TASK INSTRUCTIONS:
Produce an exact copy of all the records.

RECORDS FOR THIS EXERCISE:
§ §

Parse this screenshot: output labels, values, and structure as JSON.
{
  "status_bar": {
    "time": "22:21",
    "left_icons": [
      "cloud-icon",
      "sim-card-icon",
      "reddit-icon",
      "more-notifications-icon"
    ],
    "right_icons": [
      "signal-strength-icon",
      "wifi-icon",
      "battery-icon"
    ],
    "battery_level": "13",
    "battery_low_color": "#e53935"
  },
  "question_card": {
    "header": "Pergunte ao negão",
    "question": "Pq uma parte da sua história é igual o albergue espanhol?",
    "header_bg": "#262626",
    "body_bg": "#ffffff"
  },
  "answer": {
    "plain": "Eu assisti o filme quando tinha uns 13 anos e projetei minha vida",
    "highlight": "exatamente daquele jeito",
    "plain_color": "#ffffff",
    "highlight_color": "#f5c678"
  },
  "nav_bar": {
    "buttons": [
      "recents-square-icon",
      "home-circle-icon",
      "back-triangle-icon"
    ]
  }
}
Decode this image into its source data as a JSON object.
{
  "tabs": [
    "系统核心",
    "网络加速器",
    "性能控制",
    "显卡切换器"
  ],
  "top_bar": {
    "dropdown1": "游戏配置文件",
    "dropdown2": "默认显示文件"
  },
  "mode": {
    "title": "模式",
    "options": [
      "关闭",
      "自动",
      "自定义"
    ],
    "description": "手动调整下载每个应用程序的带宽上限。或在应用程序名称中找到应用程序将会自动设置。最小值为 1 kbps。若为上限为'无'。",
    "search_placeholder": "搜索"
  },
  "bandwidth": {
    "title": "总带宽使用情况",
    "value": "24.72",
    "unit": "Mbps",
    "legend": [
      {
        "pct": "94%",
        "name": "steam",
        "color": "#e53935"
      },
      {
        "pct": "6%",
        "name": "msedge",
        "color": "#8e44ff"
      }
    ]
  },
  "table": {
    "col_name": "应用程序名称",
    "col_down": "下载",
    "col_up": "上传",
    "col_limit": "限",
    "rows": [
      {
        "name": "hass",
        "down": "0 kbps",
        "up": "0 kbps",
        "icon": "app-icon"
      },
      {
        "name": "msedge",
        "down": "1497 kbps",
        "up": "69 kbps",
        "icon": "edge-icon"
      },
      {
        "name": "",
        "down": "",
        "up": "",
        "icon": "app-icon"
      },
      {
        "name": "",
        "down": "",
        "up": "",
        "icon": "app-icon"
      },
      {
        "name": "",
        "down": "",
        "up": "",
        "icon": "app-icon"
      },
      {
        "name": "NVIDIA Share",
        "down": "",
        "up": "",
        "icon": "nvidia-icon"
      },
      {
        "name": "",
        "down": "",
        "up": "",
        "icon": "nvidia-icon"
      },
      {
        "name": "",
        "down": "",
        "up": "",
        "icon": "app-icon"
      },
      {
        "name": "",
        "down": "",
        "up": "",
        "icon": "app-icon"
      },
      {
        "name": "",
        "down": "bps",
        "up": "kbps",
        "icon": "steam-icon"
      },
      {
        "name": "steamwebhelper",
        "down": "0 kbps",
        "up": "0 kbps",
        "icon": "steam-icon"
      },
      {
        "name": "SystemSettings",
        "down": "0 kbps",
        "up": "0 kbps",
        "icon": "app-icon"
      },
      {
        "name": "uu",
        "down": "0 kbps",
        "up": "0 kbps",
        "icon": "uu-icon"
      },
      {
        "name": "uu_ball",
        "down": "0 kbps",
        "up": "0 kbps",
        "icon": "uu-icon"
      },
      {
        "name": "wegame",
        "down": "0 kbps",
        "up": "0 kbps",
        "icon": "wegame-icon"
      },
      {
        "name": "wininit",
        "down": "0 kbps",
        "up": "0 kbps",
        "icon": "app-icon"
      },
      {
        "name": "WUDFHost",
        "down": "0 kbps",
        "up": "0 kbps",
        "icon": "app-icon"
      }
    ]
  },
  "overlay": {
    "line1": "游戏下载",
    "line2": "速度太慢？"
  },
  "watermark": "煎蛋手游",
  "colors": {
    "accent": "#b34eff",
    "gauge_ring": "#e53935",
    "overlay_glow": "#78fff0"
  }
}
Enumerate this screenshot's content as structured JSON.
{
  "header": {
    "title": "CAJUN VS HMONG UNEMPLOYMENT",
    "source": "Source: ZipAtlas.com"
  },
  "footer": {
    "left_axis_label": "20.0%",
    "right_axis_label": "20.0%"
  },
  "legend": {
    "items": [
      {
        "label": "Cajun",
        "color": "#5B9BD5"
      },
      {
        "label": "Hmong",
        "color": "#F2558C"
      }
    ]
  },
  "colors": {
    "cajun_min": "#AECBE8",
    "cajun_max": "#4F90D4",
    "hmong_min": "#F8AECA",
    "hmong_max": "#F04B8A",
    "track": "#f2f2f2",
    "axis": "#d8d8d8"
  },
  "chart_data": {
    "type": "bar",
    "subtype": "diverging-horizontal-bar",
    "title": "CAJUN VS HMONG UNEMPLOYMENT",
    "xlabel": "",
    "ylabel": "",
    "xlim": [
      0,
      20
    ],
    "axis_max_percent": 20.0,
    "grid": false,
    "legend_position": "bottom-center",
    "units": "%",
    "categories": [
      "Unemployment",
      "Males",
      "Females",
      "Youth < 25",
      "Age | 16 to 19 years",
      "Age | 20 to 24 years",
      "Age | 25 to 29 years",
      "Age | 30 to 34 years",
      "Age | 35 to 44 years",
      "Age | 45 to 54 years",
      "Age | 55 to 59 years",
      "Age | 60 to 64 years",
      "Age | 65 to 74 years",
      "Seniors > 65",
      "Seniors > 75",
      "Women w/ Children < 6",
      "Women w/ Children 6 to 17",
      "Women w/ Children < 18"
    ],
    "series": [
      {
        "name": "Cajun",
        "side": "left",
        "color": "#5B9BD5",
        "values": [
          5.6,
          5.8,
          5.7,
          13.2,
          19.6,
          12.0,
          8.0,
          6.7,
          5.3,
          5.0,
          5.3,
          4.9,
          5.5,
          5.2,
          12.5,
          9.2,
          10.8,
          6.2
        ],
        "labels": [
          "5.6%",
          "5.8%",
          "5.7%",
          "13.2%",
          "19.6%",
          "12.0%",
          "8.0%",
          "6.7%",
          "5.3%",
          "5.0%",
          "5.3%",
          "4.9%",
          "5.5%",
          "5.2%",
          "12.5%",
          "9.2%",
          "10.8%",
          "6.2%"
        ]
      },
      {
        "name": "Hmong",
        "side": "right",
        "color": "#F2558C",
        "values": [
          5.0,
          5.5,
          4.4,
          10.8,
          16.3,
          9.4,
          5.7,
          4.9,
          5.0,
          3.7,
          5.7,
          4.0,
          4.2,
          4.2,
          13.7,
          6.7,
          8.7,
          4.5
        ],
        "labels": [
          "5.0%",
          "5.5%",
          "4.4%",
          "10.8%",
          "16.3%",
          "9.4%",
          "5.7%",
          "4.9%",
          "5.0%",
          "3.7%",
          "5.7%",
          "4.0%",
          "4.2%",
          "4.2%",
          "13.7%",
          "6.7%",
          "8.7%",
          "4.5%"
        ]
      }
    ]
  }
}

§ §

CORRECT RESULT:
Parse this screenshot: output labels, values, and structure as JSON.
{
  "status_bar": {
    "time": "22:21",
    "left_icons": [
      "cloud-icon",
      "sim-card-icon",
      "reddit-icon",
      "more-notifications-icon"
    ],
    "right_icons": [
      "signal-strength-icon",
      "wifi-icon",
      "battery-icon"
    ],
    "battery_level": "13",
    "battery_low_color": "#e53935"
  },
  "question_card": {
    "header": "Pergunte ao negão",
    "question": "Pq uma parte da sua história é igual o albergue espanhol?",
    "header_bg": "#262626",
    "body_bg": "#ffffff"
  },
  "answer": {
    "plain": "Eu assisti o filme quando tinha uns 13 anos e projetei minha vida",
    "highlight": "exatamente daquele jeito",
    "plain_color": "#ffffff",
    "highlight_color": "#f5c678"
  },
  "nav_bar": {
    "buttons": [
      "recents-square-icon",
      "home-circle-icon",
      "back-triangle-icon"
    ]
  }
}
Decode this image into its source data as a JSON object.
{
  "tabs": [
    "系统核心",
    "网络加速器",
    "性能控制",
    "显卡切换器"
  ],
  "top_bar": {
    "dropdown1": "游戏配置文件",
    "dropdown2": "默认显示文件"
  },
  "mode": {
    "title": "模式",
    "options": [
      "关闭",
      "自动",
      "自定义"
    ],
    "description": "手动调整下载每个应用程序的带宽上限。或在应用程序名称中找到应用程序将会自动设置。最小值为 1 kbps。若为上限为'无'。",
    "search_placeholder": "搜索"
  },
  "bandwidth": {
    "title": "总带宽使用情况",
    "value": "24.72",
    "unit": "Mbps",
    "legend": [
      {
        "pct": "94%",
        "name": "steam",
        "color": "#e53935"
      },
      {
        "pct": "6%",
        "name": "msedge",
        "color": "#8e44ff"
      }
    ]
  },
  "table": {
    "col_name": "应用程序名称",
    "col_down": "下载",
    "col_up": "上传",
    "col_limit": "限",
    "rows": [
      {
        "name": "hass",
        "down": "0 kbps",
        "up": "0 kbps",
        "icon": "app-icon"
      },
      {
        "name": "msedge",
        "down": "1497 kbps",
        "up": "69 kbps",
        "icon": "edge-icon"
      },
      {
        "name": "",
        "down": "",
        "up": "",
        "icon": "app-icon"
      },
      {
        "name": "",
        "down": "",
        "up": "",
        "icon": "app-icon"
      },
      {
        "name": "",
        "down": "",
        "up": "",
        "icon": "app-icon"
      },
      {
        "name": "NVIDIA Share",
        "down": "",
        "up": "",
        "icon": "nvidia-icon"
      },
      {
        "name": "",
        "down": "",
        "up": "",
        "icon": "nvidia-icon"
      },
      {
        "name": "",
        "down": "",
        "up": "",
        "icon": "app-icon"
      },
      {
        "name": "",
        "down": "",
        "up": "",
        "icon": "app-icon"
      },
      {
        "name": "",
        "down": "bps",
        "up": "kbps",
        "icon": "steam-icon"
      },
      {
        "name": "steamwebhelper",
        "down": "0 kbps",
        "up": "0 kbps",
        "icon": "steam-icon"
      },
      {
        "name": "SystemSettings",
        "down": "0 kbps",
        "up": "0 kbps",
        "icon": "app-icon"
      },
      {
        "name": "uu",
        "down": "0 kbps",
        "up": "0 kbps",
        "icon": "uu-icon"
      },
      {
        "name": "uu_ball",
        "down": "0 kbps",
        "up": "0 kbps",
        "icon": "uu-icon"
      },
      {
        "name": "wegame",
        "down": "0 kbps",
        "up": "0 kbps",
        "icon": "wegame-icon"
      },
      {
        "name": "wininit",
        "down": "0 kbps",
        "up": "0 kbps",
        "icon": "app-icon"
      },
      {
        "name": "WUDFHost",
        "down": "0 kbps",
        "up": "0 kbps",
        "icon": "app-icon"
      }
    ]
  },
  "overlay": {
    "line1": "游戏下载",
    "line2": "速度太慢？"
  },
  "watermark": "煎蛋手游",
  "colors": {
    "accent": "#b34eff",
    "gauge_ring": "#e53935",
    "overlay_glow": "#78fff0"
  }
}
Enumerate this screenshot's content as structured JSON.
{
  "header": {
    "title": "CAJUN VS HMONG UNEMPLOYMENT",
    "source": "Source: ZipAtlas.com"
  },
  "footer": {
    "left_axis_label": "20.0%",
    "right_axis_label": "20.0%"
  },
  "legend": {
    "items": [
      {
        "label": "Cajun",
        "color": "#5B9BD5"
      },
      {
        "label": "Hmong",
        "color": "#F2558C"
      }
    ]
  },
  "colors": {
    "cajun_min": "#AECBE8",
    "cajun_max": "#4F90D4",
    "hmong_min": "#F8AECA",
    "hmong_max": "#F04B8A",
    "track": "#f2f2f2",
    "axis": "#d8d8d8"
  },
  "chart_data": {
    "type": "bar",
    "subtype": "diverging-horizontal-bar",
    "title": "CAJUN VS HMONG UNEMPLOYMENT",
    "xlabel": "",
    "ylabel": "",
    "xlim": [
      0,
      20
    ],
    "axis_max_percent": 20.0,
    "grid": false,
    "legend_position": "bottom-center",
    "units": "%",
    "categories": [
      "Unemployment",
      "Males",
      "Females",
      "Youth < 25",
      "Age | 16 to 19 years",
      "Age | 20 to 24 years",
      "Age | 25 to 29 years",
      "Age | 30 to 34 years",
      "Age | 35 to 44 years",
      "Age | 45 to 54 years",
      "Age | 55 to 59 years",
      "Age | 60 to 64 years",
      "Age | 65 to 74 years",
      "Seniors > 65",
      "Seniors > 75",
      "Women w/ Children < 6",
      "Women w/ Children 6 to 17",
      "Women w/ Children < 18"
    ],
    "series": [
      {
        "name": "Cajun",
        "side": "left",
        "color": "#5B9BD5",
        "values": [
          5.6,
          5.8,
          5.7,
          13.2,
          19.6,
          12.0,
          8.0,
          6.7,
          5.3,
          5.0,
          5.3,
          4.9,
          5.5,
          5.2,
          12.5,
          9.2,
          10.8,
          6.2
        ],
        "labels": [
          "5.6%",
          "5.8%",
          "5.7%",
          "13.2%",
          "19.6%",
          "12.0%",
          "8.0%",
          "6.7%",
          "5.3%",
          "5.0%",
          "5.3%",
          "4.9%",
          "5.5%",
          "5.2%",
          "12.5%",
          "9.2%",
          "10.8%",
          "6.2%"
        ]
      },
      {
        "name": "Hmong",
        "side": "right",
        "color": "#F2558C",
        "values": [
          5.0,
          5.5,
          4.4,
          10.8,
          16.3,
          9.4,
          5.7,
          4.9,
          5.0,
          3.7,
          5.7,
          4.0,
          4.2,
          4.2,
          13.7,
          6.7,
          8.7,
          4.5
        ],
        "labels": [
          "5.0%",
          "5.5%",
          "4.4%",
          "10.8%",
          "16.3%",
          "9.4%",
          "5.7%",
          "4.9%",
          "5.0%",
          "3.7%",
          "5.7%",
          "4.0%",
          "4.2%",
          "4.2%",
          "13.7%",
          "6.7%",
          "8.7%",
          "4.5%"
        ]
      }
    ]
  }
}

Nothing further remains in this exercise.